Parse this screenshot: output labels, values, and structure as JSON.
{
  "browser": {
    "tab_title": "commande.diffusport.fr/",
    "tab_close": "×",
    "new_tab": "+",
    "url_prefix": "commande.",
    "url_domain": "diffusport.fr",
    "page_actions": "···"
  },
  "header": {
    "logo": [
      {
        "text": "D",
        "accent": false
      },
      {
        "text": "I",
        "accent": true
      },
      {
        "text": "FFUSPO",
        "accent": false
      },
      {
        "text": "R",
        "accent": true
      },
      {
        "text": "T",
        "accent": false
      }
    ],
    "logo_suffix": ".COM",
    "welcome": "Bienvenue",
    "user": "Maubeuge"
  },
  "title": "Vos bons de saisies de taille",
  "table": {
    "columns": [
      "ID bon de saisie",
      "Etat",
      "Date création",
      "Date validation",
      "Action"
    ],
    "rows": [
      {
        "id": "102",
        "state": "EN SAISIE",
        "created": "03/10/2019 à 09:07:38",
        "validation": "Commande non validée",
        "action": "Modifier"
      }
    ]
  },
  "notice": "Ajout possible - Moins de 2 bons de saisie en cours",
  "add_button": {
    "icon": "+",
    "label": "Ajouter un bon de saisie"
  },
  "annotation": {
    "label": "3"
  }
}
========================================================================
Stated exercise -
Output all of the material exactly as written.

Answer below -
Parse this screenshot: output labels, values, and structure as JSON.
{
  "browser": {
    "tab_title": "commande.diffusport.fr/",
    "tab_close": "×",
    "new_tab": "+",
    "url_prefix": "commande.",
    "url_domain": "diffusport.fr",
    "page_actions": "···"
  },
  "header": {
    "logo": [
      {
        "text": "D",
        "accent": false
      },
      {
        "text": "I",
        "accent": true
      },
      {
        "text": "FFUSPO",
        "accent": false
      },
      {
        "text": "R",
        "accent": true
      },
      {
        "text": "T",
        "accent": false
      }
    ],
    "logo_suffix": ".COM",
    "welcome": "Bienvenue",
    "user": "Maubeuge"
  },
  "title": "Vos bons de saisies de taille",
  "table": {
    "columns": [
      "ID bon de saisie",
      "Etat",
      "Date création",
      "Date validation",
      "Action"
    ],
    "rows": [
      {
        "id": "102",
        "state": "EN SAISIE",
        "created": "03/10/2019 à 09:07:38",
        "validation": "Commande non validée",
        "action": "Modifier"
      }
    ]
  },
  "notice": "Ajout possible - Moins de 2 bons de saisie en cours",
  "add_button": {
    "icon": "+",
    "label": "Ajouter un bon de saisie"
  },
  "annotation": {
    "label": "3"
  }
}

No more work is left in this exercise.